--- begin ---
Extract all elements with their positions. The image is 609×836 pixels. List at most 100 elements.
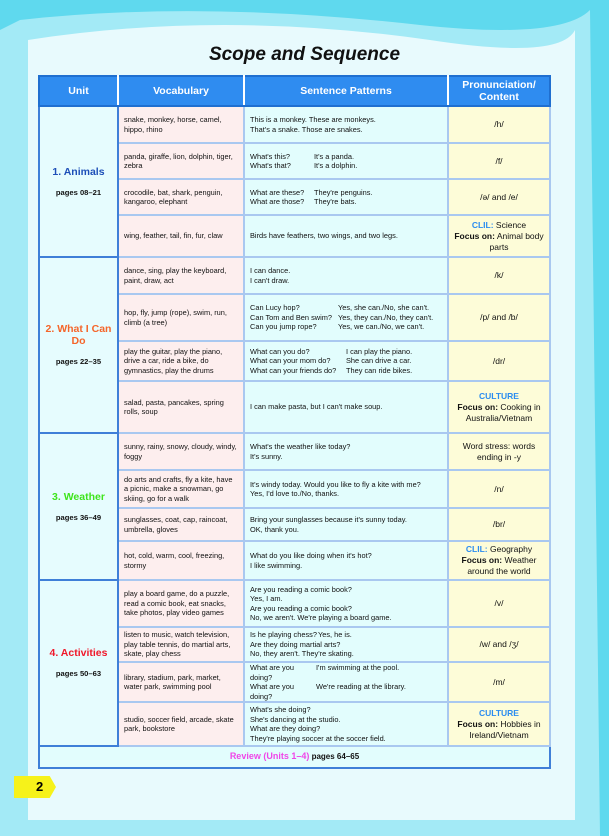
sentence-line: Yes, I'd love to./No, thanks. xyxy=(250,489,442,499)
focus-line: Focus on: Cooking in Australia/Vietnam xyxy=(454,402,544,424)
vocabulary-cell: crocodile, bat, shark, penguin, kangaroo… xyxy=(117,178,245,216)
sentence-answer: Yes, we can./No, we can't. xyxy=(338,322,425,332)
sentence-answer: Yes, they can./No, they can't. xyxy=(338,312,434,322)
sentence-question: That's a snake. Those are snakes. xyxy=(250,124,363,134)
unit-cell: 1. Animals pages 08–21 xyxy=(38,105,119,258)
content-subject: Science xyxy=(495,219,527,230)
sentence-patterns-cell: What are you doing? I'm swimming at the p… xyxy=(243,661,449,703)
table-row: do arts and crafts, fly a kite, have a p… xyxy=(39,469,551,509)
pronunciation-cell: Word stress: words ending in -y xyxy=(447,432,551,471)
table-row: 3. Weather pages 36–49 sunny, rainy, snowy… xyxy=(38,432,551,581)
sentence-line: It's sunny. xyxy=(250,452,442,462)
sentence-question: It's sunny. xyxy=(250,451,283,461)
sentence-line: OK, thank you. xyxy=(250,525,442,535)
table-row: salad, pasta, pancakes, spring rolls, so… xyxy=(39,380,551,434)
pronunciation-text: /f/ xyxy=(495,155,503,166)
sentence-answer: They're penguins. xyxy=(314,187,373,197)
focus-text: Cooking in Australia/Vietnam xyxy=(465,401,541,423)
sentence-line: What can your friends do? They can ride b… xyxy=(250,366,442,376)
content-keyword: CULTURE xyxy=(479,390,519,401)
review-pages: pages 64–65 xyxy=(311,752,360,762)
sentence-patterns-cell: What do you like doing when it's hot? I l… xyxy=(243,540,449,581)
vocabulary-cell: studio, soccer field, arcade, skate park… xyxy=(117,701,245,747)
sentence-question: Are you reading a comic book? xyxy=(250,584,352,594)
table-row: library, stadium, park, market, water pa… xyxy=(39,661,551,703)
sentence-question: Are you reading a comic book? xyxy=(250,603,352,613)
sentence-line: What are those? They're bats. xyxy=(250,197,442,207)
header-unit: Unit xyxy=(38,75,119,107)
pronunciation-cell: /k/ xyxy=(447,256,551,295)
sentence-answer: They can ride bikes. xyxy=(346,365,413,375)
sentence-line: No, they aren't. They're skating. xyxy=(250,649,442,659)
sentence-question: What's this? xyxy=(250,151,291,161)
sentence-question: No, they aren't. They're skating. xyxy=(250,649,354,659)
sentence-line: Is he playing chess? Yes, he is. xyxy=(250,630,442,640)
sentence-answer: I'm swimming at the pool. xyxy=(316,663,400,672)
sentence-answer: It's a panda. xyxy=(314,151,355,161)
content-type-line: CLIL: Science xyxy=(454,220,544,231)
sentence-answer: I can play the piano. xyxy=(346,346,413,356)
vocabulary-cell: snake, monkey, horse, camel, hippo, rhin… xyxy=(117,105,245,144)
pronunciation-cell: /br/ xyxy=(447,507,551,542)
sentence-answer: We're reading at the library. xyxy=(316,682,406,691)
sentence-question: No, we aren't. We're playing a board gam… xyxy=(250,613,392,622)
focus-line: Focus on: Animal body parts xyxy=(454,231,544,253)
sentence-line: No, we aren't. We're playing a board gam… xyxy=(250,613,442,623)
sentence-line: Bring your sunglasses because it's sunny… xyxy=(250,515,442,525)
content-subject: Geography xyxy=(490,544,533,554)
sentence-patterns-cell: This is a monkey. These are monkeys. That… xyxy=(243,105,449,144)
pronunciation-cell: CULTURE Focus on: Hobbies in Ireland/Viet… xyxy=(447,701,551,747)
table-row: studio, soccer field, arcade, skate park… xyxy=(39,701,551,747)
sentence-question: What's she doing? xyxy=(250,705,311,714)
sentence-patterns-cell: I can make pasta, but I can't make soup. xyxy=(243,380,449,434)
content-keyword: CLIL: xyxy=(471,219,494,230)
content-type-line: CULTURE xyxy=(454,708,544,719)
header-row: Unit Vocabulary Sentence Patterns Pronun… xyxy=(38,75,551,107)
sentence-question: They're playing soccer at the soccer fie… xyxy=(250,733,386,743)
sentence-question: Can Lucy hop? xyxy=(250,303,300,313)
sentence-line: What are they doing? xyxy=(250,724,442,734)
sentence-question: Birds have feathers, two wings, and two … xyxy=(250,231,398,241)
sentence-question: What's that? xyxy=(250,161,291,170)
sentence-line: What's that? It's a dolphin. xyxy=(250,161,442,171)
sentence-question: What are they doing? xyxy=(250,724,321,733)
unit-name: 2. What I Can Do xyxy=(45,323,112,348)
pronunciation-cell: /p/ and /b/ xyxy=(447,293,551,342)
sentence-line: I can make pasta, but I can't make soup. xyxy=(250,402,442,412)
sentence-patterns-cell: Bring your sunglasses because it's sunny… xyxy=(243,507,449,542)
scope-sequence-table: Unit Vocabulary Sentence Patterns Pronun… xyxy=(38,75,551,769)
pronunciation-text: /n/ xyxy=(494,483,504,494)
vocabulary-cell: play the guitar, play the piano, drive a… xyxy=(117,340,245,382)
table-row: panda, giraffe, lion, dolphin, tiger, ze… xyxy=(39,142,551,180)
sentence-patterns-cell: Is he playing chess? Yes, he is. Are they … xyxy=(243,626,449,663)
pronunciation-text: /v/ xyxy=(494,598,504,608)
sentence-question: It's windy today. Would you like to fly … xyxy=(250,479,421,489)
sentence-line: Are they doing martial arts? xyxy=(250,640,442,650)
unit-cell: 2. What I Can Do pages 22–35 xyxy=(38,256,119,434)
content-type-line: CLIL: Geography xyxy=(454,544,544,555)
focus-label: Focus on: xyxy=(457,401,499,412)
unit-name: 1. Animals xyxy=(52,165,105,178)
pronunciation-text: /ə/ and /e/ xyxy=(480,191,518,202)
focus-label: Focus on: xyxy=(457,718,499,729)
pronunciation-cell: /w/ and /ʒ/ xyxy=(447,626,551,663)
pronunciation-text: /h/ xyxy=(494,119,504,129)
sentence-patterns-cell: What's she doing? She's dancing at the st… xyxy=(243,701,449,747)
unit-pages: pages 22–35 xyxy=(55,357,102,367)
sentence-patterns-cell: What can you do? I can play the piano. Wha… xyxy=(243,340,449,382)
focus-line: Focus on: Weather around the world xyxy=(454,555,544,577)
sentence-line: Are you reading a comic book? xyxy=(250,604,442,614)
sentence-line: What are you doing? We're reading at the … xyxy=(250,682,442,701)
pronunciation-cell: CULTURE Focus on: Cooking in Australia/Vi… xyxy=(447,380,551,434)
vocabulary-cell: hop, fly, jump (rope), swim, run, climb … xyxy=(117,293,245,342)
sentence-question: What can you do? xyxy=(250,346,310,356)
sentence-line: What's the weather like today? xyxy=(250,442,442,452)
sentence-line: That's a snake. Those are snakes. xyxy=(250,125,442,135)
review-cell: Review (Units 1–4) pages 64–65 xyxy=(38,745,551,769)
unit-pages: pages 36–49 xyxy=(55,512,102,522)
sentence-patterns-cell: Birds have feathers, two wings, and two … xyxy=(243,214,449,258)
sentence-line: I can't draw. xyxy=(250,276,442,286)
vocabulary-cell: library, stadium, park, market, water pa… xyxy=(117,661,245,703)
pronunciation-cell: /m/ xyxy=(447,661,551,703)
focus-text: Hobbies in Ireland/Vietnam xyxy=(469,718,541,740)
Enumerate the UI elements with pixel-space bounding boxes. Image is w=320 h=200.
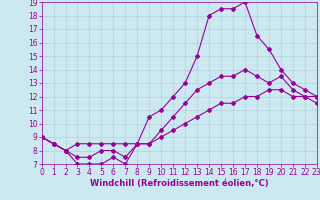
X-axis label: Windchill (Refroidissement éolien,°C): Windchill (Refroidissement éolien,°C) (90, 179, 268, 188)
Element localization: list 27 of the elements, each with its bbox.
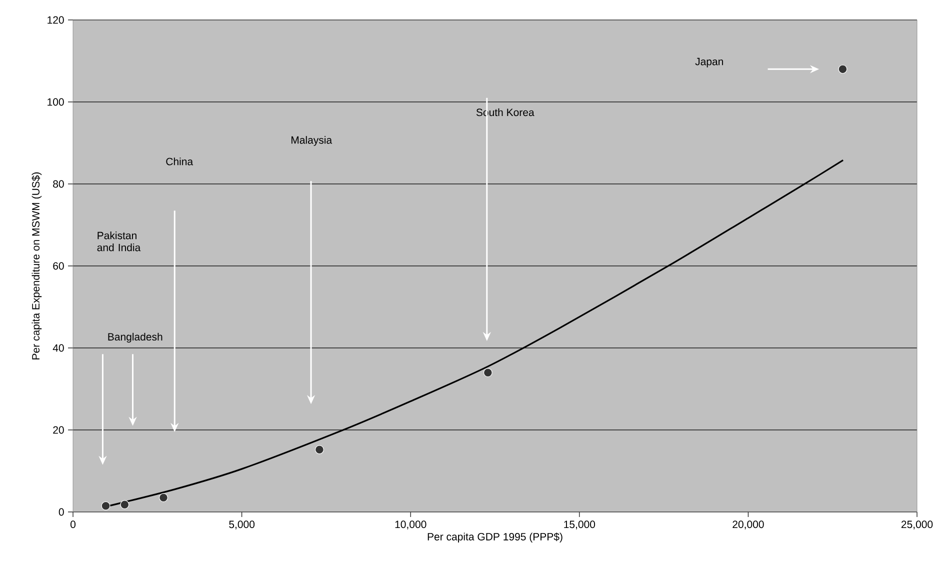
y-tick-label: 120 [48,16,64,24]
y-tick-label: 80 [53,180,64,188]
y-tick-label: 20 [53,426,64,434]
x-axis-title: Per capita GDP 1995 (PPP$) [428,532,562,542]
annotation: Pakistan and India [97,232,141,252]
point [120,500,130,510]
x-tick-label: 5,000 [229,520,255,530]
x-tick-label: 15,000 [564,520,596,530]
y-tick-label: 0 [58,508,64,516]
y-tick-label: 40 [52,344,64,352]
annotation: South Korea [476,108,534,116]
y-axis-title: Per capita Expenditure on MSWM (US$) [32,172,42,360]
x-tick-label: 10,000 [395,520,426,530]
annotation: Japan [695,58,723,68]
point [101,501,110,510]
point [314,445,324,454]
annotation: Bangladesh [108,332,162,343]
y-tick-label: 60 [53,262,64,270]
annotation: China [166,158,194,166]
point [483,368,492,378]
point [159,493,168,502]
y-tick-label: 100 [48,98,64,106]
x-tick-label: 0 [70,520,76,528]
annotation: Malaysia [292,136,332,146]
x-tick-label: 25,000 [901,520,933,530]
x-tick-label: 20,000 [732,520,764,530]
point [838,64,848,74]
--- end ---
### Set task
Show every line of the data above that contains the string "CULTURE", matching case exactly.

### Written solution
content-keyword: CULTURE xyxy=(479,390,519,401)
pronunciation-cell: CULTURE Focus on: Hobbies in Ireland/Viet… xyxy=(447,701,551,747)
content-type-line: CULTURE xyxy=(454,708,544,719)
pronunciation-cell: CULTURE Focus on: Cooking in Australia/Vi… xyxy=(447,380,551,434)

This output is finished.